TEXT SHOWN
University of North Dakota Electrical Engineering faculty member Naima Kaabouch focuses a lot of her time these days on devising ways to improve the safety and security of aircraft . Her work covers jamming, spoofing, and many other attacks that target UAS collision avoidance technologies: the Automatic Dependent Surveillance-Broadcast (ADS-B) device, which broadcasts information about the aircraft carrying this device.
ADS-B, Kaabouch explains, relays information about the aircraft’s identification, position, and velocity to nearby aircraft and ground stations.
“ADS-B attacks can lead to appearance of fake aircraft or the disappearance of real aircraft from the visualization systems of pilots and air controllers,” “It’s a problem, for sure,” says Kaabouch, an expert in wireless communications and networks, signal processing, and cyber security.
Kaabouch and her team of graduate students are researching new ways to detect and mitigate cyber attacks on UAS and aircraft in general.
With recent grants from EPSCoR/NSF and the North Dakota Chamber of Commerce supporting her research into the security and safety concerns of UAS in flight, Kaabouch is looking at how to stop bad actors from messing with UAS systems.
Kaabouch’s PhD student Mohsen Riahi Manesh (from Isfahan, Iran) is looking at attacks on UAS ADS-B system..Manesh is also investigating attacks that target other aircraft systems, such as GPS. This work is supported by a $62,000 EPSCoR/NSF two year grant titled “Securing Automatic Dependent Surveillance-Broadcast for Air Traffic Control.”
“The objective is to develop counter-attack techniques for all aircraft,” said Manesh. “The race is on as federal regulators will require that by 2020 all aircraft have ADS-B on board.”

WHAT TO DO
1) According to the article, by what year will federal regulators require all aircraft to have ADS-B on board?
2) Please reproduce the article word for word from "With recent grants" to "with UAS systems.".

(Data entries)
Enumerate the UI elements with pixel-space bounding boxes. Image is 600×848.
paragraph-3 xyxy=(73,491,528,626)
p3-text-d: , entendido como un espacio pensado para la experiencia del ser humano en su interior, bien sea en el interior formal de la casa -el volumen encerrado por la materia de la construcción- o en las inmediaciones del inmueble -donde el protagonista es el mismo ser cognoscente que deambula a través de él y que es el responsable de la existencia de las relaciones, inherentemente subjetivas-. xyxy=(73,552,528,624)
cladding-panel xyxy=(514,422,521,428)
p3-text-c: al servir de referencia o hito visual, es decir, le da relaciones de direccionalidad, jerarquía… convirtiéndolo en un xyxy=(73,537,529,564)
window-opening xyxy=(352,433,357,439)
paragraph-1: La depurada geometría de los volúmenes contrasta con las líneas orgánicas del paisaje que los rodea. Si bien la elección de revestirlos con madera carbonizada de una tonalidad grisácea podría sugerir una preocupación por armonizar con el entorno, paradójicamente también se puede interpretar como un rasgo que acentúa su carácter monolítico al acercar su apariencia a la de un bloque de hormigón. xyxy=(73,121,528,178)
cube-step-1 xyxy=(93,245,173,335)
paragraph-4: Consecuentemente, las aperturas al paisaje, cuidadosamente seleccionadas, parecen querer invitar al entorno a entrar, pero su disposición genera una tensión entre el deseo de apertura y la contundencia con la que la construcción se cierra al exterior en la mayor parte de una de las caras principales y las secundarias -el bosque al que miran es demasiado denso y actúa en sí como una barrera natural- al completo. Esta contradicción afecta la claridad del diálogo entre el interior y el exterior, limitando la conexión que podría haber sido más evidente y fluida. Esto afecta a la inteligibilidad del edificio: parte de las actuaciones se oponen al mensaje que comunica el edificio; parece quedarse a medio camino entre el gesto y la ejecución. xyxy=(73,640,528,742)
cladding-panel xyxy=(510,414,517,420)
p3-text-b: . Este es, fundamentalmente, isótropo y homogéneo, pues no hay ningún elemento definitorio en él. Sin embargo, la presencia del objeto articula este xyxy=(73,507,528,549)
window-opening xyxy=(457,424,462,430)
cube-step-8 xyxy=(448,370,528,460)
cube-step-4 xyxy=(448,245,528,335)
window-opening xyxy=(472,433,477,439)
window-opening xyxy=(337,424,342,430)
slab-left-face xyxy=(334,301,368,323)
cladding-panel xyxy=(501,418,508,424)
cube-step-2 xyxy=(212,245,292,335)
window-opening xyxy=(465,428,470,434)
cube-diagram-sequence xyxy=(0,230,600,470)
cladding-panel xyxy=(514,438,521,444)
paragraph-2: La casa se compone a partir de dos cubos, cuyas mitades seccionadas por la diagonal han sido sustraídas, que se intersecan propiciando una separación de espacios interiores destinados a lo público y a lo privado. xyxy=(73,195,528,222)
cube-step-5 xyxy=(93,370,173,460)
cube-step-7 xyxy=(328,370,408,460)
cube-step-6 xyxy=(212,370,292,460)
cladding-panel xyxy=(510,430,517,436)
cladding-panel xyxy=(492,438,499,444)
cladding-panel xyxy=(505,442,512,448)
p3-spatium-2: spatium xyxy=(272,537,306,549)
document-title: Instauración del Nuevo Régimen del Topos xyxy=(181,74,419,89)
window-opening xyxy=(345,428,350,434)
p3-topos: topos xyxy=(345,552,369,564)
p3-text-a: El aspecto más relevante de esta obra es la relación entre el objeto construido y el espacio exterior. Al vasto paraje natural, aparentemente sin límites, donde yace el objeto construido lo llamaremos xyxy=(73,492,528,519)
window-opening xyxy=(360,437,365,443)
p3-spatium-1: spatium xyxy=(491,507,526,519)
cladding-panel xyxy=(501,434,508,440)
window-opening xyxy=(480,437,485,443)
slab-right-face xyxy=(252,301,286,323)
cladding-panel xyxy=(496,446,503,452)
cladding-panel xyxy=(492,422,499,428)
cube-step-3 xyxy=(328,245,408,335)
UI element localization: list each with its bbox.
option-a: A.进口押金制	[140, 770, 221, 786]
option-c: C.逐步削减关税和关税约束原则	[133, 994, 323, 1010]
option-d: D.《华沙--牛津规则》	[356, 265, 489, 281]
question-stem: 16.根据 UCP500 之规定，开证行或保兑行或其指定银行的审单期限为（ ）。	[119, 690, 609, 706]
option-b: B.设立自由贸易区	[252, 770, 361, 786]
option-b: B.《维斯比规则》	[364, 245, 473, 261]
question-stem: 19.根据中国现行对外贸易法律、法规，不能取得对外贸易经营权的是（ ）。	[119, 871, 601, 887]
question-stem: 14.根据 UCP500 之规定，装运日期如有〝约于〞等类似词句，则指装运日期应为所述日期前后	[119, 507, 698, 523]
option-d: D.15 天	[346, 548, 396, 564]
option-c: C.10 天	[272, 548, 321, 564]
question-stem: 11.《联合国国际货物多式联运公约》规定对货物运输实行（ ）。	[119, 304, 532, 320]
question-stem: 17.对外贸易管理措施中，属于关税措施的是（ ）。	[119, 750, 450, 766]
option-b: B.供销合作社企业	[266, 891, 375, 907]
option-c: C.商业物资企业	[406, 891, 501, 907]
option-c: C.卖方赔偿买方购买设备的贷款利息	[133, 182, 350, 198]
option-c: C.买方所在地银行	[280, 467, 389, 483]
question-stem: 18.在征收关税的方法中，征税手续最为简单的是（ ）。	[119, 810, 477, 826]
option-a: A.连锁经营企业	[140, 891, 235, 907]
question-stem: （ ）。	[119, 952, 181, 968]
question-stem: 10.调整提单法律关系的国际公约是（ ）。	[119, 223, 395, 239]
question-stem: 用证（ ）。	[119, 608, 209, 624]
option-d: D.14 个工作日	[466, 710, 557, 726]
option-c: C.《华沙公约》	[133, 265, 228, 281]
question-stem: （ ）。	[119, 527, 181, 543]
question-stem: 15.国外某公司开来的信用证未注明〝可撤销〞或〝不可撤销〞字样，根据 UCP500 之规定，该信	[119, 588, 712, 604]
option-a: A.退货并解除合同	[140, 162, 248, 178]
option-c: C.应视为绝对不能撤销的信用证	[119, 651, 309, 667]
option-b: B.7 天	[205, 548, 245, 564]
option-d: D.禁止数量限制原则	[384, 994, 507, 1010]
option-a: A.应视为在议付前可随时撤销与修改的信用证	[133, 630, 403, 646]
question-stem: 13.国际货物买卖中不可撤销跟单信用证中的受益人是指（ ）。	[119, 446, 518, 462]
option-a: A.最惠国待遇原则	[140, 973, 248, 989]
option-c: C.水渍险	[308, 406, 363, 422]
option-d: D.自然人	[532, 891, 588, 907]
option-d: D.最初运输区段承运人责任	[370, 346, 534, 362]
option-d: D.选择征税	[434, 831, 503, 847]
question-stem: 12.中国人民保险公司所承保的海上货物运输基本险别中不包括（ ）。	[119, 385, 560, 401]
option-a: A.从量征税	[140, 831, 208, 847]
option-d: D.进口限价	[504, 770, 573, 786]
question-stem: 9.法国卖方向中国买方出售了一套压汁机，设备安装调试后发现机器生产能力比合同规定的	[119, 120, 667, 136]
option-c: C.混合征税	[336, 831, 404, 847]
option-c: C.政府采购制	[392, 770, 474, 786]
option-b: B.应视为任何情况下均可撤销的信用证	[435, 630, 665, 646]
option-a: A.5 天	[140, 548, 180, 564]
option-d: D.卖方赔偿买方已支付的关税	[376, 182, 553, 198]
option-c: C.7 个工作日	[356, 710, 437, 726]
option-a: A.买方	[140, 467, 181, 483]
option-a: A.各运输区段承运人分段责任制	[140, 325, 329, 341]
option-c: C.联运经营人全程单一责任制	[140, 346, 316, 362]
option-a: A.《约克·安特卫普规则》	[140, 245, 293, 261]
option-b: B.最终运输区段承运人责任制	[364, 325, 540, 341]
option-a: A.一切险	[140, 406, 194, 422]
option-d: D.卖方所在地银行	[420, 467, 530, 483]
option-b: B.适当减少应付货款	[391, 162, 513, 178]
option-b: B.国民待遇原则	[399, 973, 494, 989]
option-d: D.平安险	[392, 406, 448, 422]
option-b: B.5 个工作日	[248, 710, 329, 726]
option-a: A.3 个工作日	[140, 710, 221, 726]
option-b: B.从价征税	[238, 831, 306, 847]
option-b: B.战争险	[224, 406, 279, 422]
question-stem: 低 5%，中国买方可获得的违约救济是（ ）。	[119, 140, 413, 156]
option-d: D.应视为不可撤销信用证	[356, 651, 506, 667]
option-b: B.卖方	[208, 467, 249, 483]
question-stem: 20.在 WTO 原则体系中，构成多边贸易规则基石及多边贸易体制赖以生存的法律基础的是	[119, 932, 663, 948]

SOLUTIONS TO EACH TASK
1) By 2020.

2)
With recent grants from EPSCoR/NSF and the North Dakota Chamber of Commerce supporting her research into the security and safety concerns of UAS in flight, Kaabouch is looking at how to stop bad actors from messing with UAS systems.